One early follower, or subsequent fellow-traveller, of MacDonald was Edith Nesbitt, a leading figure in the development of children’s fantasy. Nesbitt continued the legacy of MacDonald through her realisation that literature, and in particular fantasy literature, could morally educate children, without having to resort to overt moralism – although in her case the morality in question was less religious than socialist, as she was a devoted follower of Morris’ political views and a founder of the Fabian Society; her innovation was to combine outright fantasy elements (wish-giving goblins, magic carpets and so forth) with a realistic depiction of contemporary children. Both as a founder of modern children’s fantasy and more generally of the species of fantasy in which elements of the fantastic are injected into realistic stories, she has had a lasting influence.
The key figure in establishing MacDonald’s legacy, however, was G.K. Chesterton. He may seem an odd figure to call one of the most influential fantasy novelists – after all, he wrote few novels, and none are unambiguously ‘fantasy’. Yet enormous influence he did have, both in his fiction and in his essays (political and religious). Like MacDonald, Chesterton was a devout Christian, a Catholic convert – the writer, indeed, of several highly influential apologetics – and Chesterton found in MacDonald the germ that would become his own, as it were, literary ideology. He shared MacDonald’s belief that fantasy could instruct the young morally, and he embraced the idea of writing for the child in everybody – it is the child who has imagination, and the child who has a sense of wonder. The child, indeed, is in some sense closest to God, for age, Chesteron says, is the fruit of sin, and “our Father is younger than we”.

WRITTEN INSTRUCTION 1: Print the part of the passage on MacDonald's literary legacy starting at "One early follower, or" and ending at "a lasting influence.".
The records have no connection to the text.

Dataset excerpt

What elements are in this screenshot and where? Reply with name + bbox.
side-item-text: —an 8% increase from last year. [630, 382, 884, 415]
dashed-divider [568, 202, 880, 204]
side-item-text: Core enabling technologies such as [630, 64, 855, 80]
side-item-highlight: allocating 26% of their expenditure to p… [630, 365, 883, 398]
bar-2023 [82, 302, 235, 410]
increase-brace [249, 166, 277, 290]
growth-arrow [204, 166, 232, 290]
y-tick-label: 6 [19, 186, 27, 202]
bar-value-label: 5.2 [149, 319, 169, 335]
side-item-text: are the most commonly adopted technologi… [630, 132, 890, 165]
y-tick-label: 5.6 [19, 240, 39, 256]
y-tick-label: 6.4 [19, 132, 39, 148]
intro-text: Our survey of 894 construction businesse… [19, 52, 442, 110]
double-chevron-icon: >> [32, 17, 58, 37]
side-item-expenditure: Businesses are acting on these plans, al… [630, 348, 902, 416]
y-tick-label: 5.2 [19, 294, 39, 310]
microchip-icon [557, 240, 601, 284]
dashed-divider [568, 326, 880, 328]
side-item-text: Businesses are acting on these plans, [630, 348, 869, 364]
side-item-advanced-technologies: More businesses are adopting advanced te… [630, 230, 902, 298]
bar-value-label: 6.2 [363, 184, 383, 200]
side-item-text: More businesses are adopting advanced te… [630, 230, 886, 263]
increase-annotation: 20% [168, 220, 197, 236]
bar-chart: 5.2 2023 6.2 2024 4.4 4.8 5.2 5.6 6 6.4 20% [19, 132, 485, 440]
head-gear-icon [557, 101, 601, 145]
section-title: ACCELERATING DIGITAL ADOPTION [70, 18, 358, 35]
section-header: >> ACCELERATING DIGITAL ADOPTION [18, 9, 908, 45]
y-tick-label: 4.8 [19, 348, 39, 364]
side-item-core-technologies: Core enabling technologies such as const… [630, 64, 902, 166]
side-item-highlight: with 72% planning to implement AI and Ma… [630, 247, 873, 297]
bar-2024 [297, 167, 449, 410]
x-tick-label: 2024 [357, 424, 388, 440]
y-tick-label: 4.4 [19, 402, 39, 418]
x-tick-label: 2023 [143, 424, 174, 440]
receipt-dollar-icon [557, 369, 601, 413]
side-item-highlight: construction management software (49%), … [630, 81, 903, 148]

WRITTEN INSTRUCTION 2: Output the lines of the records starting at the first line and ending at the line that contains "bar-2023 [82, 302, 235, 410]", with both of those lines included.

WRITTEN ANSWER 1:
One early follower, or subsequent fellow-traveller, of MacDonald was Edith Nesbitt, a leading figure in the development of children’s fantasy. Nesbitt continued the legacy of MacDonald through her realisation that literature, and in particular fantasy literature, could morally educate children, without having to resort to overt moralism – although in her case the morality in question was less religious than socialist, as she was a devoted follower of Morris’ political views and a founder of the Fabian Society; her innovation was to combine outright fantasy elements (wish-giving goblins, magic carpets and so forth) with a realistic depiction of contemporary children. Both as a founder of modern children’s fantasy and more generally of the species of fantasy in which elements of the fantastic are injected into realistic stories, she has had a lasting influence.

WRITTEN ANSWER 2:
What elements are in this screenshot and where? Reply with name + bbox.
side-item-text: —an 8% increase from last year. [630, 382, 884, 415]
dashed-divider [568, 202, 880, 204]
side-item-text: Core enabling technologies such as [630, 64, 855, 80]
side-item-highlight: allocating 26% of their expenditure to p… [630, 365, 883, 398]
bar-2023 [82, 302, 235, 410]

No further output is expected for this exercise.